Below are entries to be transcribed exactly; exclude the pictures from the copy.

◇ ◇ ◇ ◇

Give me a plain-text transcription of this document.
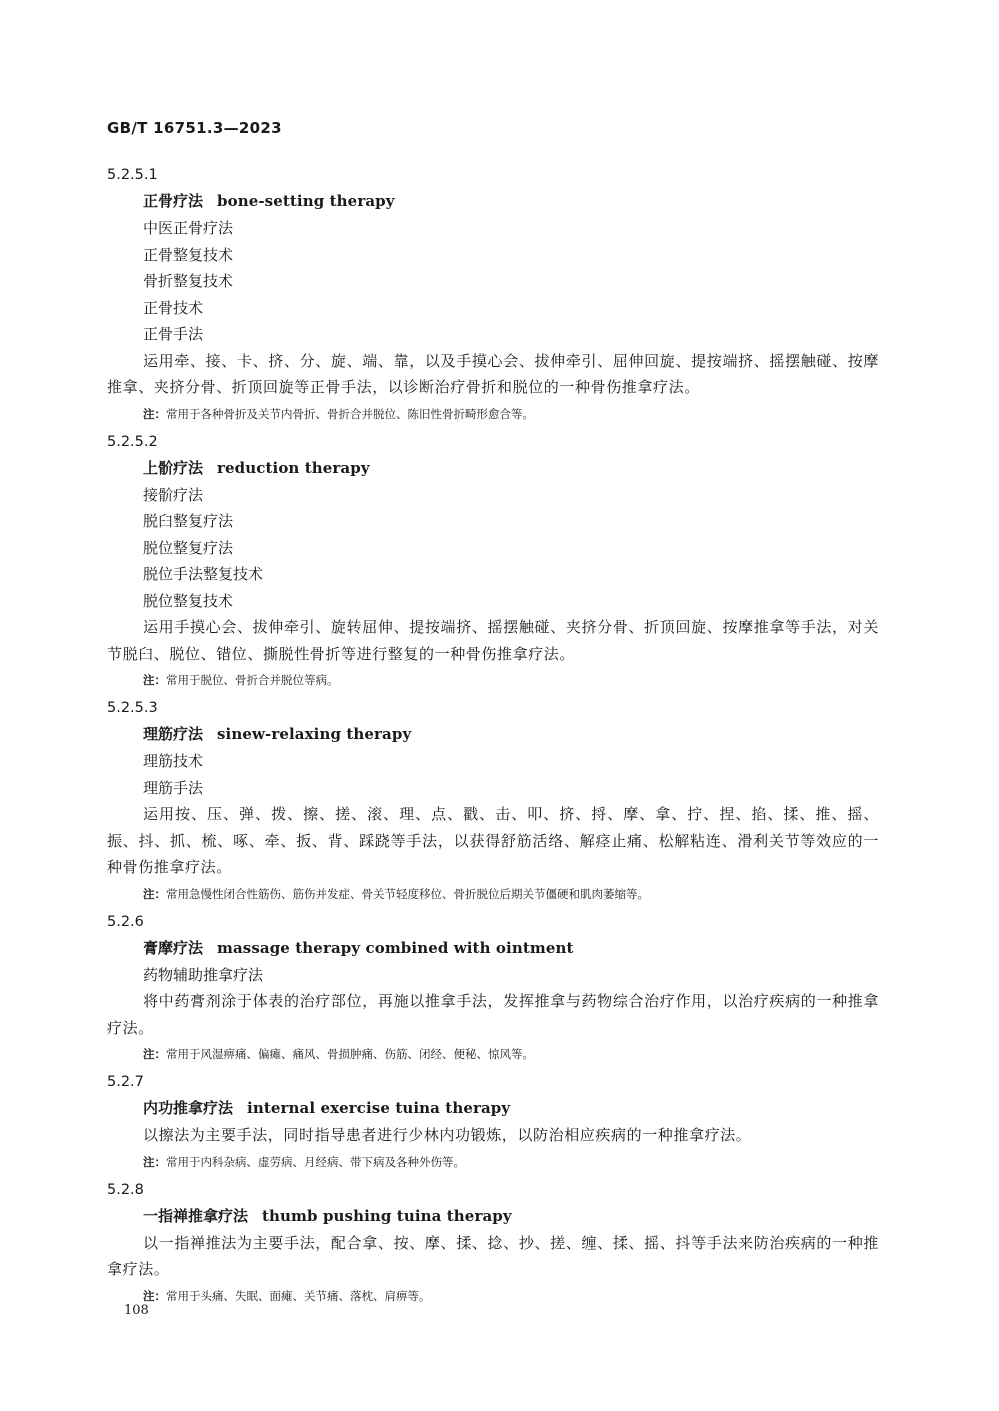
GB/T 16751.3—2023
5.2.5.1
正骨疗法 bone-setting therapy
中医正骨疗法
正骨整复技术
骨折整复技术
正骨技术
正骨手法

运用牵、接、卡、挤、分、旋、端、靠，以及手摸心会、拔伸牵引、屈伸回旋、提按端挤、摇摆触碰、按摩推拿、夹挤分骨、折顶回旋等正骨手法，以诊断治疗骨折和脱位的一种骨伤推拿疗法。

注：常用于各种骨折及关节内骨折、骨折合并脱位、陈旧性骨折畸形愈合等。
5.2.5.2
上骱疗法 reduction therapy
接骱疗法
脱臼整复疗法
脱位整复疗法
脱位手法整复技术
脱位整复技术

运用手摸心会、拔伸牵引、旋转屈伸、提按端挤、摇摆触碰、夹挤分骨、折顶回旋、按摩推拿等手法，对关节脱臼、脱位、错位、撕脱性骨折等进行整复的一种骨伤推拿疗法。

注：常用于脱位、骨折合并脱位等病。
5.2.5.3
理筋疗法 sinew-relaxing therapy
理筋技术
理筋手法

运用按、压、弹、拨、擦、搓、滚、理、点、戳、击、叩、挤、捋、摩、拿、拧、捏、掐、揉、推、摇、振、抖、抓、梳、啄、牵、扳、背、踩跷等手法，以获得舒筋活络、解痉止痛、松解粘连、滑利关节等效应的一种骨伤推拿疗法。

注：常用急慢性闭合性筋伤、筋伤并发症、骨关节轻度移位、骨折脱位后期关节僵硬和肌肉萎缩等。
5.2.6
膏摩疗法 massage therapy combined with ointment
药物辅助推拿疗法

将中药膏剂涂于体表的治疗部位，再施以推拿手法，发挥推拿与药物综合治疗作用，以治疗疾病的一种推拿疗法。

注：常用于风湿痹痛、偏瘫、痛风、骨损肿痛、伤筋、闭经、便秘、惊风等。
5.2.7
内功推拿疗法 internal exercise tuina therapy

以擦法为主要手法，同时指导患者进行少林内功锻炼，以防治相应疾病的一种推拿疗法。

注：常用于内科杂病、虚劳病、月经病、带下病及各种外伤等。
5.2.8
一指禅推拿疗法 thumb pushing tuina therapy

以一指禅推法为主要手法，配合拿、按、摩、揉、捻、抄、搓、缠、揉、摇、抖等手法来防治疾病的一种推拿疗法。

注：常用于头痛、失眠、面瘫、关节痛、落枕、肩痹等。
108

◇ ◇ ◇ ◇

■ **TASK RESPONSE**
Give me a plain-text transcription of this document.
GB/T 16751.3—2023
5.2.5.1
正骨疗法 bone-setting therapy
中医正骨疗法
正骨整复技术
骨折整复技术
正骨技术
正骨手法

运用牵、接、卡、挤、分、旋、端、靠，以及手摸心会、拔伸牵引、屈伸回旋、提按端挤、摇摆触碰、按摩推拿、夹挤分骨、折顶回旋等正骨手法，以诊断治疗骨折和脱位的一种骨伤推拿疗法。

注：常用于各种骨折及关节内骨折、骨折合并脱位、陈旧性骨折畸形愈合等。
5.2.5.2
上骱疗法 reduction therapy
接骱疗法
脱臼整复疗法
脱位整复疗法
脱位手法整复技术
脱位整复技术

运用手摸心会、拔伸牵引、旋转屈伸、提按端挤、摇摆触碰、夹挤分骨、折顶回旋、按摩推拿等手法，对关节脱臼、脱位、错位、撕脱性骨折等进行整复的一种骨伤推拿疗法。

注：常用于脱位、骨折合并脱位等病。
5.2.5.3
理筋疗法 sinew-relaxing therapy
理筋技术
理筋手法

运用按、压、弹、拨、擦、搓、滚、理、点、戳、击、叩、挤、捋、摩、拿、拧、捏、掐、揉、推、摇、振、抖、抓、梳、啄、牵、扳、背、踩跷等手法，以获得舒筋活络、解痉止痛、松解粘连、滑利关节等效应的一种骨伤推拿疗法。

注：常用急慢性闭合性筋伤、筋伤并发症、骨关节轻度移位、骨折脱位后期关节僵硬和肌肉萎缩等。
5.2.6
膏摩疗法 massage therapy combined with ointment
药物辅助推拿疗法

将中药膏剂涂于体表的治疗部位，再施以推拿手法，发挥推拿与药物综合治疗作用，以治疗疾病的一种推拿疗法。

注：常用于风湿痹痛、偏瘫、痛风、骨损肿痛、伤筋、闭经、便秘、惊风等。
5.2.7
内功推拿疗法 internal exercise tuina therapy

以擦法为主要手法，同时指导患者进行少林内功锻炼，以防治相应疾病的一种推拿疗法。

注：常用于内科杂病、虚劳病、月经病、带下病及各种外伤等。
5.2.8
一指禅推拿疗法 thumb pushing tuina therapy

以一指禅推法为主要手法，配合拿、按、摩、揉、捻、抄、搓、缠、揉、摇、抖等手法来防治疾病的一种推拿疗法。

注：常用于头痛、失眠、面瘫、关节痛、落枕、肩痹等。
108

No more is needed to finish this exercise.